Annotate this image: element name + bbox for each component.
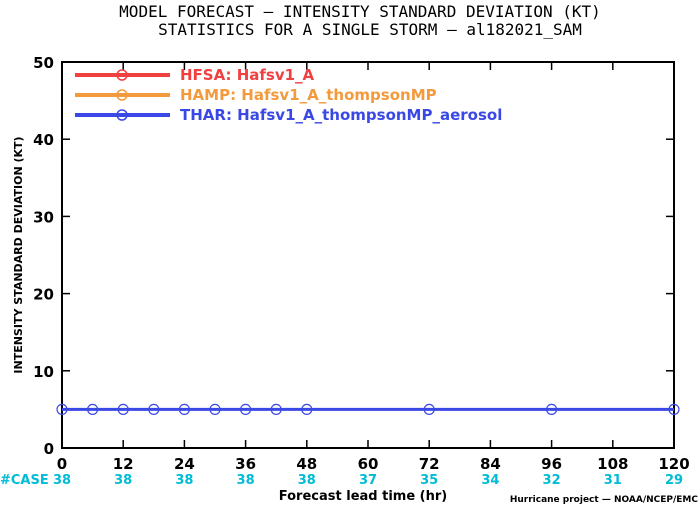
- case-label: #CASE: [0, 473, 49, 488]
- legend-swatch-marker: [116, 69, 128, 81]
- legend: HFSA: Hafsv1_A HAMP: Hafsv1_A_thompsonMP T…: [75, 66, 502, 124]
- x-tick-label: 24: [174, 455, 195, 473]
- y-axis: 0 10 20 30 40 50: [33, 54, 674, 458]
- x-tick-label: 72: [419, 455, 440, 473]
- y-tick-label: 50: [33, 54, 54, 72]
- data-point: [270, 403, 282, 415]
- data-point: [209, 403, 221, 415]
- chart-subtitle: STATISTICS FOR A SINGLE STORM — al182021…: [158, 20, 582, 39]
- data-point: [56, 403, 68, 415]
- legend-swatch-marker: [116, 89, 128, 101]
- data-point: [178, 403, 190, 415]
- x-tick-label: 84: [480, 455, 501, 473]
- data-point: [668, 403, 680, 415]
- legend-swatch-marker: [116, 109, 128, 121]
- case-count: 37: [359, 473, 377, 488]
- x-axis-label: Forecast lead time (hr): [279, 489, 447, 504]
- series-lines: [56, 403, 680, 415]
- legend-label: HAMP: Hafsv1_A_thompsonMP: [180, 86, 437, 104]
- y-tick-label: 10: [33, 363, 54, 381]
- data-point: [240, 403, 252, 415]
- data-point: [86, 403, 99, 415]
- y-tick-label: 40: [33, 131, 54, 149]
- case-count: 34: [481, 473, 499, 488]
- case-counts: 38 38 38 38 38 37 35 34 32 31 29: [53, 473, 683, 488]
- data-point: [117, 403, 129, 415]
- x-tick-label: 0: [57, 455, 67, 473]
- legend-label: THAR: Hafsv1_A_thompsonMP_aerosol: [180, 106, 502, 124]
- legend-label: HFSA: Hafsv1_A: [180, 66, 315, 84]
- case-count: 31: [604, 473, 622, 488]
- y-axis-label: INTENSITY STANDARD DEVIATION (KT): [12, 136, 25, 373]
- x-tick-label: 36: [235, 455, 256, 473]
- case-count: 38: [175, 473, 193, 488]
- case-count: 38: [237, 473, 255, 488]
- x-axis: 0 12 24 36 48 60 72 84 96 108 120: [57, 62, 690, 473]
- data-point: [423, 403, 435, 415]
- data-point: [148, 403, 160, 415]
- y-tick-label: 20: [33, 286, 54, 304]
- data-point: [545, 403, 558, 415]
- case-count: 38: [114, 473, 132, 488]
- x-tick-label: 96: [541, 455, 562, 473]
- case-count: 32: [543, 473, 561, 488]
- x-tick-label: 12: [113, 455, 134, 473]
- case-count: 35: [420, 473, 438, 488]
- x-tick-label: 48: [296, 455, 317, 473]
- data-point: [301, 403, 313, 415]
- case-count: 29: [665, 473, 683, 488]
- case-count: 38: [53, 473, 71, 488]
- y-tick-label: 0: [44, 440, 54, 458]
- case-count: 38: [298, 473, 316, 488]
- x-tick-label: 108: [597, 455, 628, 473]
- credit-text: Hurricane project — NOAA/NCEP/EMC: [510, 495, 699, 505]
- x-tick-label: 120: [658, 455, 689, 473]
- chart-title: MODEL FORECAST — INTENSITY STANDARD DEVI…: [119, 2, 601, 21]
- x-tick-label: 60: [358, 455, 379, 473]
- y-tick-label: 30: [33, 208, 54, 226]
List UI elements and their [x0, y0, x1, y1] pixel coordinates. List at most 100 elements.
# # # # #
**Consignes:** Reprenez toutes les lignes de la liste ci-dessus sous forme d'énumération numérotée, en sautant les lignes vides. N'incluez pas les images dans la réponse.

**Réponse attendue:**
1. Annotate this image: element name + bbox for each component.
2. - case-label: #CASE: [0, 473, 49, 488]
3. - legend-swatch-marker: [116, 69, 128, 81]
4. - legend: HFSA: Hafsv1_A HAMP: Hafsv1_A_thompsonMP T…: [75, 66, 502, 124]
5. - x-tick-label: 24: [174, 455, 195, 473]
6. - y-axis: 0 10 20 30 40 50: [33, 54, 674, 458]
7. - x-tick-label: 72: [419, 455, 440, 473]
8. - y-tick-label: 50: [33, 54, 54, 72]
9. - data-point: [270, 403, 282, 415]
10. - data-point: [209, 403, 221, 415]
11. - chart-subtitle: STATISTICS FOR A SINGLE STORM — al182021…: [158, 20, 582, 39]
12. - data-point: [56, 403, 68, 415]
13. - legend-swatch-marker: [116, 89, 128, 101]
14. - data-point: [178, 403, 190, 415]
15. - x-tick-label: 84: [480, 455, 501, 473]
16. - data-point: [668, 403, 680, 415]
17. - legend-swatch-marker: [116, 109, 128, 121]
18. - case-count: 37: [359, 473, 377, 488]
19. - x-axis-label: Forecast lead time (hr): [279, 489, 447, 504]
20. - series-lines: [56, 403, 680, 415]
21. - legend-label: HAMP: Hafsv1_A_thompsonMP: [180, 86, 437, 104]
22. - y-tick-label: 10: [33, 363, 54, 381]
23. - data-point: [240, 403, 252, 415]
24. - data-point: [86, 403, 99, 415]
25. - y-tick-label: 40: [33, 131, 54, 149]
26. - case-count: 34: [481, 473, 499, 488]
27. - case-counts: 38 38 38 38 38 37 35 34 32 31 29: [53, 473, 683, 488]
28. - data-point: [117, 403, 129, 415]
29. - x-tick-label: 0: [57, 455, 67, 473]
30. - legend-label: THAR: Hafsv1_A_thompsonMP_aerosol: [180, 106, 502, 124]
31. - legend-label: HFSA: Hafsv1_A: [180, 66, 315, 84]
32. - case-count: 31: [604, 473, 622, 488]
33. - y-axis-label: INTENSITY STANDARD DEVIATION (KT): [12, 136, 25, 373]
34. - x-tick-label: 36: [235, 455, 256, 473]
35. - case-count: 38: [175, 473, 193, 488]
36. - case-count: 38: [237, 473, 255, 488]
37. - x-axis: 0 12 24 36 48 60 72 84 96 108 120: [57, 62, 690, 473]
38. - data-point: [423, 403, 435, 415]
39. - data-point: [148, 403, 160, 415]
40. - y-tick-label: 20: [33, 286, 54, 304]
41. - data-point: [545, 403, 558, 415]
42. - case-count: 38: [114, 473, 132, 488]
43. - x-tick-label: 96: [541, 455, 562, 473]
44. - case-count: 32: [543, 473, 561, 488]
45. - x-tick-label: 12: [113, 455, 134, 473]
46. - case-count: 35: [420, 473, 438, 488]
47. - x-tick-label: 48: [296, 455, 317, 473]
48. - data-point: [301, 403, 313, 415]
49. - case-count: 29: [665, 473, 683, 488]
50. - case-count: 38: [53, 473, 71, 488]
51. - y-tick-label: 0: [44, 440, 54, 458]
52. - case-count: 38: [298, 473, 316, 488]
53. - x-tick-label: 108: [597, 455, 628, 473]
54. - credit-text: Hurricane project — NOAA/NCEP/EMC: [510, 495, 699, 505]
55. - x-tick-label: 120: [658, 455, 689, 473]
56. - chart-title: MODEL FORECAST — INTENSITY STANDARD DEVI…: [119, 2, 601, 21]
57. - x-tick-label: 60: [358, 455, 379, 473]
58. - y-tick-label: 30: [33, 208, 54, 226]
59. List UI elements and their [x0, y0, x1, y1] pixel coordinates. List at most 100 elements.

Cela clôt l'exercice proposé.